*OBJECTIVE*:
Copy the following data line for line, changing nothing.

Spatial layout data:
— START —
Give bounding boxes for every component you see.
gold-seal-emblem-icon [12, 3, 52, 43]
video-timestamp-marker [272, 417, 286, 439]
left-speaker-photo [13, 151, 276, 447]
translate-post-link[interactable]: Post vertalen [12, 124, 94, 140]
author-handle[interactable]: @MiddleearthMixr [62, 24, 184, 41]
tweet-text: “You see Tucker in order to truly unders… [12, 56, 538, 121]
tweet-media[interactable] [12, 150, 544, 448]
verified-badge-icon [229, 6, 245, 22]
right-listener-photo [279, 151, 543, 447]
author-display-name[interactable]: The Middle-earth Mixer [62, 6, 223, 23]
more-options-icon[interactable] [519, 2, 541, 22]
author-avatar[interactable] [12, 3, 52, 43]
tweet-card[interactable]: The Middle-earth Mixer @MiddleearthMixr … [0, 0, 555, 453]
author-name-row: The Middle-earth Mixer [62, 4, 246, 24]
— END —
*EXERCISE RESPONSE*:
Give bounding boxes for every component you see.
gold-seal-emblem-icon [12, 3, 52, 43]
video-timestamp-marker [272, 417, 286, 439]
left-speaker-photo [13, 151, 276, 447]
translate-post-link[interactable]: Post vertalen [12, 124, 94, 140]
author-handle[interactable]: @MiddleearthMixr [62, 24, 184, 41]
tweet-text: “You see Tucker in order to truly unders… [12, 56, 538, 121]
tweet-media[interactable] [12, 150, 544, 448]
verified-badge-icon [229, 6, 245, 22]
right-listener-photo [279, 151, 543, 447]
author-display-name[interactable]: The Middle-earth Mixer [62, 6, 223, 23]
more-options-icon[interactable] [519, 2, 541, 22]
author-avatar[interactable] [12, 3, 52, 43]
tweet-card[interactable]: The Middle-earth Mixer @MiddleearthMixr … [0, 0, 555, 453]
author-name-row: The Middle-earth Mixer [62, 4, 246, 24]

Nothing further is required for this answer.